TASK DESCRIPTION
Make an exact copy of the records, with the pictures left out.

Excerpt from a dataset
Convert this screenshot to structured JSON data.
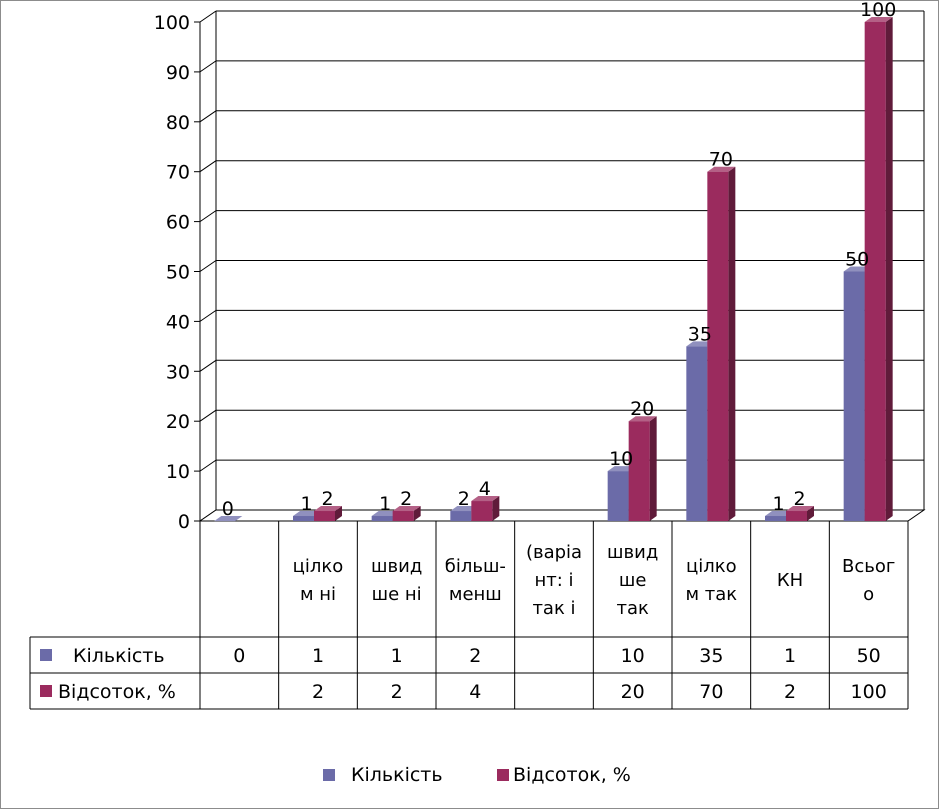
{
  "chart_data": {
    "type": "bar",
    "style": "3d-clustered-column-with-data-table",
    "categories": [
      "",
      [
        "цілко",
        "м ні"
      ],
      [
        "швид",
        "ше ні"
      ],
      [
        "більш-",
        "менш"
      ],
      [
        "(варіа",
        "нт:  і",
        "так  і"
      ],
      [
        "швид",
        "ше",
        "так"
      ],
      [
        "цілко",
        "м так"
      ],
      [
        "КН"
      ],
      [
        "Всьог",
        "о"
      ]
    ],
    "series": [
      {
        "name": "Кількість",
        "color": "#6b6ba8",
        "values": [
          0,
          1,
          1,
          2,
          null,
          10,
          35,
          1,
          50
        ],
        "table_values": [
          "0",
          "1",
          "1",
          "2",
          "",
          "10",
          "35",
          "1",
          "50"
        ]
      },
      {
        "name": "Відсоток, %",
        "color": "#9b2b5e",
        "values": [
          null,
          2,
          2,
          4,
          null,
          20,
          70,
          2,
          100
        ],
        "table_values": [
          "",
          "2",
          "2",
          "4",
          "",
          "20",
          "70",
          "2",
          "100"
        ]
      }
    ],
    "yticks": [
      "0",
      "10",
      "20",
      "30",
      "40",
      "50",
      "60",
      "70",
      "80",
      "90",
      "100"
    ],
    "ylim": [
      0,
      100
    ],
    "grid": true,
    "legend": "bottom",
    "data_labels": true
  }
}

RIGHT ANSWER
Convert this screenshot to structured JSON data.
{
  "chart_data": {
    "type": "bar",
    "style": "3d-clustered-column-with-data-table",
    "categories": [
      "",
      [
        "цілко",
        "м ні"
      ],
      [
        "швид",
        "ше ні"
      ],
      [
        "більш-",
        "менш"
      ],
      [
        "(варіа",
        "нт:  і",
        "так  і"
      ],
      [
        "швид",
        "ше",
        "так"
      ],
      [
        "цілко",
        "м так"
      ],
      [
        "КН"
      ],
      [
        "Всьог",
        "о"
      ]
    ],
    "series": [
      {
        "name": "Кількість",
        "color": "#6b6ba8",
        "values": [
          0,
          1,
          1,
          2,
          null,
          10,
          35,
          1,
          50
        ],
        "table_values": [
          "0",
          "1",
          "1",
          "2",
          "",
          "10",
          "35",
          "1",
          "50"
        ]
      },
      {
        "name": "Відсоток, %",
        "color": "#9b2b5e",
        "values": [
          null,
          2,
          2,
          4,
          null,
          20,
          70,
          2,
          100
        ],
        "table_values": [
          "",
          "2",
          "2",
          "4",
          "",
          "20",
          "70",
          "2",
          "100"
        ]
      }
    ],
    "yticks": [
      "0",
      "10",
      "20",
      "30",
      "40",
      "50",
      "60",
      "70",
      "80",
      "90",
      "100"
    ],
    "ylim": [
      0,
      100
    ],
    "grid": true,
    "legend": "bottom",
    "data_labels": true
  }
}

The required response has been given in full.